### Work to complete:
From the data that follows, copy every line holding the string "Existing".

__________

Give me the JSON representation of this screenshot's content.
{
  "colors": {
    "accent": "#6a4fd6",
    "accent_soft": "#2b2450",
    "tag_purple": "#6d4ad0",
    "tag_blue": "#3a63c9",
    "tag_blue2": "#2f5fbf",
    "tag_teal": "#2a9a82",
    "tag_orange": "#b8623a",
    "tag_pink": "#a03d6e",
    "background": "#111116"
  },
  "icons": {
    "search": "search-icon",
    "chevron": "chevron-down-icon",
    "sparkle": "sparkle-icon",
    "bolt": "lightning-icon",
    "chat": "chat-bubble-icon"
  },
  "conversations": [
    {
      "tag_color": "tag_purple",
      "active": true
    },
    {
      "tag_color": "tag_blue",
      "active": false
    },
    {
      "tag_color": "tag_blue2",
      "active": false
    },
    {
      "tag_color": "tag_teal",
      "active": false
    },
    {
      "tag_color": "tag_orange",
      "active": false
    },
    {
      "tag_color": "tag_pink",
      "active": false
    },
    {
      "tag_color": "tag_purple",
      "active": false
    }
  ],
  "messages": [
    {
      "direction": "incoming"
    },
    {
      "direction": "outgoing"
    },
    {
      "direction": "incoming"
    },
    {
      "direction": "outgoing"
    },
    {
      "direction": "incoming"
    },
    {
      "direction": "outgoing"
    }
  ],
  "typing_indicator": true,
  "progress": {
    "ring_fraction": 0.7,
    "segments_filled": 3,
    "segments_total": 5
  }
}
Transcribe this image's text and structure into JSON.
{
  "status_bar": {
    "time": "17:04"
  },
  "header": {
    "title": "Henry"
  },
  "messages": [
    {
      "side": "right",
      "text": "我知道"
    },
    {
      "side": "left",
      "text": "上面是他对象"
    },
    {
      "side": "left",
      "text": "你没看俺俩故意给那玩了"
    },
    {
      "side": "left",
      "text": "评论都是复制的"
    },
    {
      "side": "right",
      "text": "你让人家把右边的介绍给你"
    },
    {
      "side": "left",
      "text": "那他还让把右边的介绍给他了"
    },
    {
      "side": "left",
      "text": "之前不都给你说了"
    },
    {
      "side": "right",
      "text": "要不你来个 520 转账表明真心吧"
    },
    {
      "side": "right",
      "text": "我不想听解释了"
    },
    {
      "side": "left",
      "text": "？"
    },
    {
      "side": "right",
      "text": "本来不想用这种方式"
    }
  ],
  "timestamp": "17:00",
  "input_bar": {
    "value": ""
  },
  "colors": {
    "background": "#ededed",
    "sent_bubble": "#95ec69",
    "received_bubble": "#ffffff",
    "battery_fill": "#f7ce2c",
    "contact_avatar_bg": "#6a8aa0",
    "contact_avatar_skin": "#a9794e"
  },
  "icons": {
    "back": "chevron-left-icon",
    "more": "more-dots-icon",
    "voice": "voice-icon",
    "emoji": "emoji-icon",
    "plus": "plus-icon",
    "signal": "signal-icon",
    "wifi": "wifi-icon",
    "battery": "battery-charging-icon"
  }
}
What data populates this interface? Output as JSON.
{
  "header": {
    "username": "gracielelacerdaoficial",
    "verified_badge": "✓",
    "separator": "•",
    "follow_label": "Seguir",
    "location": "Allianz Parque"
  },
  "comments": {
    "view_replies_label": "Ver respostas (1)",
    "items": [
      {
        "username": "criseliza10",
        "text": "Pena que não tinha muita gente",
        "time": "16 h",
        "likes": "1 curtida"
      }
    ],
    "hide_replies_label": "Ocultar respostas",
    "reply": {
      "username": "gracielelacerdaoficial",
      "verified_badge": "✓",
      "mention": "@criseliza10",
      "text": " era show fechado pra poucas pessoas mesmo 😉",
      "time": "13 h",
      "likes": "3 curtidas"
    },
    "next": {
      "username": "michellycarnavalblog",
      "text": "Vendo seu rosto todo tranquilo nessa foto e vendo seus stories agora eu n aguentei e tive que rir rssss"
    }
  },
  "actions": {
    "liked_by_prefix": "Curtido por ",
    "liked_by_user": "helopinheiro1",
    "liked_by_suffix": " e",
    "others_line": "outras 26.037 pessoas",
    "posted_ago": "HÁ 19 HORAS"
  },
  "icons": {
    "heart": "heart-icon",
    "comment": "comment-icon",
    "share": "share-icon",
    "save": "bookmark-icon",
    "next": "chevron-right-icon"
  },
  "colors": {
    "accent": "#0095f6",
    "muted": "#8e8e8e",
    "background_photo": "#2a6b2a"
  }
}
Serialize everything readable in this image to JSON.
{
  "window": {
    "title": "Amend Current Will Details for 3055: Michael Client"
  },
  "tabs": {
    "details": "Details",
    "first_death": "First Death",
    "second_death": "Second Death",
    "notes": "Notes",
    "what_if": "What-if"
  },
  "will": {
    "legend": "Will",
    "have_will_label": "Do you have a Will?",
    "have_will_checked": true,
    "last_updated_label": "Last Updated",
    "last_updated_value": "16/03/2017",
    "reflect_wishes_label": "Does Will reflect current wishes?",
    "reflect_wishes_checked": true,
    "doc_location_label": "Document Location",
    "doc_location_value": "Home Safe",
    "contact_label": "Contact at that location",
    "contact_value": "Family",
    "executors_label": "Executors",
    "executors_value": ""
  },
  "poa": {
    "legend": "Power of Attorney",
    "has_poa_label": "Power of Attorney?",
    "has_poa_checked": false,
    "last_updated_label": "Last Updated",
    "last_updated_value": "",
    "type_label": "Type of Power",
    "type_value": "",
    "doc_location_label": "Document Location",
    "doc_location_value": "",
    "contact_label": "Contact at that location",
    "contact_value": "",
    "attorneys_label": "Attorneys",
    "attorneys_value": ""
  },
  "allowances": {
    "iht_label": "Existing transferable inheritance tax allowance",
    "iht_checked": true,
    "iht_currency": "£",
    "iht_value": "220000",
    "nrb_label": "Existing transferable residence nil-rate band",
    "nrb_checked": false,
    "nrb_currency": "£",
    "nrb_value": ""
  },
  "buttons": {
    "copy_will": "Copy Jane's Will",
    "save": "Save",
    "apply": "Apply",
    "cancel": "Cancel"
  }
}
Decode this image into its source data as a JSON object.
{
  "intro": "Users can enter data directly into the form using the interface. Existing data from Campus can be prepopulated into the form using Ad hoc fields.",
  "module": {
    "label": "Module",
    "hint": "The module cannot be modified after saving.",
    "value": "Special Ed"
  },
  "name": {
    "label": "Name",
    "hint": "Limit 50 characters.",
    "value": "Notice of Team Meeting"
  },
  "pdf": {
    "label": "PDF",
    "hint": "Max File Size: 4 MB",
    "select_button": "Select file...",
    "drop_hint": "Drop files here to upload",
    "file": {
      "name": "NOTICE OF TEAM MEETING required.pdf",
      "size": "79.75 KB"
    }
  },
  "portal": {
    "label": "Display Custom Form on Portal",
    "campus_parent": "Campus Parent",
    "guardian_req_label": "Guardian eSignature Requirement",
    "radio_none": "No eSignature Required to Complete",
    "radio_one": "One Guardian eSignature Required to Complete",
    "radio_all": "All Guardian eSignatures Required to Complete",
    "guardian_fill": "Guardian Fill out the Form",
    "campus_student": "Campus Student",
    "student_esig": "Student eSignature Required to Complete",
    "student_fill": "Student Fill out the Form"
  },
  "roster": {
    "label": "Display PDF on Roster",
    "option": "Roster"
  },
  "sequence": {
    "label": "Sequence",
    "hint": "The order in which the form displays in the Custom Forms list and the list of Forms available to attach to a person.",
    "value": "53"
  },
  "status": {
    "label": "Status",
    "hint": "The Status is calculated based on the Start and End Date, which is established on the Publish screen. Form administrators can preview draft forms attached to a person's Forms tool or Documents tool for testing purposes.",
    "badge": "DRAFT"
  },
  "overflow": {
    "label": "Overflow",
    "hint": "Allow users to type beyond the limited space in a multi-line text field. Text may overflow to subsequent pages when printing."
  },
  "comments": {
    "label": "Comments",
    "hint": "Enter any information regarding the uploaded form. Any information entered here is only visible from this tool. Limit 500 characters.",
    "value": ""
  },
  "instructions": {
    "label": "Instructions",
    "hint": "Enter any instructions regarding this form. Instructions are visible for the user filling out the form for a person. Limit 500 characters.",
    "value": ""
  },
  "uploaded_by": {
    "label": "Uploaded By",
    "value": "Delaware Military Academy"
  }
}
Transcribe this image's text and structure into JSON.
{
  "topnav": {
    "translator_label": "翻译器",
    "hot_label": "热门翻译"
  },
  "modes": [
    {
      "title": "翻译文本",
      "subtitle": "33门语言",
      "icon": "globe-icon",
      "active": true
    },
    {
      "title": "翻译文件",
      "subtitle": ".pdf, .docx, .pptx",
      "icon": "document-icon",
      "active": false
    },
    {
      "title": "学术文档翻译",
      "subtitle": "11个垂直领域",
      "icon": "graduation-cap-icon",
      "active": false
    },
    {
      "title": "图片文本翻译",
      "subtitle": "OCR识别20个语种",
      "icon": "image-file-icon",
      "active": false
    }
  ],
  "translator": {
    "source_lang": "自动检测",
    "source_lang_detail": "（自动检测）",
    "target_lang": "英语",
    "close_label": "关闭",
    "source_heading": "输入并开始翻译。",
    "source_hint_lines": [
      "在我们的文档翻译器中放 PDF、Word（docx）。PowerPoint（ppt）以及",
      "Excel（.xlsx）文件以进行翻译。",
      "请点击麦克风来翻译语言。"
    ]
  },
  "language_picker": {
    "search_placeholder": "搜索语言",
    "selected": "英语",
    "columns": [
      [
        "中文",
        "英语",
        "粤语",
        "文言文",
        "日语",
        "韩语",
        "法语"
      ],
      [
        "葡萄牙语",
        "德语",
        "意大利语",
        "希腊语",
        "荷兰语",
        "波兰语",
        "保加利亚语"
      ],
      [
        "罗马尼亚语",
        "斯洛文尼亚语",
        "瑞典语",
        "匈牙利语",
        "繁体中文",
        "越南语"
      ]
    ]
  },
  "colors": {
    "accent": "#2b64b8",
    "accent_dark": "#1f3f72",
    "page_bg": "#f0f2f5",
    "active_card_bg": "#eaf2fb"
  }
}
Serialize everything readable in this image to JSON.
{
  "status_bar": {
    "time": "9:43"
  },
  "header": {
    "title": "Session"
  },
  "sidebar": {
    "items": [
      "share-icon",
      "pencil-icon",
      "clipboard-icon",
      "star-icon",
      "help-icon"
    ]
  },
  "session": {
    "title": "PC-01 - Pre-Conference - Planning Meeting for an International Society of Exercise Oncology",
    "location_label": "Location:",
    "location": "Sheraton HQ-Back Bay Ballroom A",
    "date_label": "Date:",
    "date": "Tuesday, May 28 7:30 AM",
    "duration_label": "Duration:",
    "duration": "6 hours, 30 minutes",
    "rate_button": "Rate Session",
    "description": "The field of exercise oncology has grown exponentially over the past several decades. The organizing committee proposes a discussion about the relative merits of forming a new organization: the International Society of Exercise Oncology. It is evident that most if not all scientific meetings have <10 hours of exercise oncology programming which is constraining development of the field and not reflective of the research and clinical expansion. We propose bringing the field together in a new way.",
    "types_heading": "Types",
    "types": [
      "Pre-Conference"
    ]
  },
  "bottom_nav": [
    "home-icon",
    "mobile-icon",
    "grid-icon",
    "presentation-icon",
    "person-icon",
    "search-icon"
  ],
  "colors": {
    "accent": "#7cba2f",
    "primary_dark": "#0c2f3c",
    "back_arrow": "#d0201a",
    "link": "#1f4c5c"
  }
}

__________

### Answer to this exercise:
    "iht_label": "Existing transferable inheritance tax allowance",
    "nrb_label": "Existing transferable residence nil-rate band",
  "intro": "Users can enter data directly into the form using the interface. Existing data from Campus can be prepopulated into the form using Ad hoc fields.",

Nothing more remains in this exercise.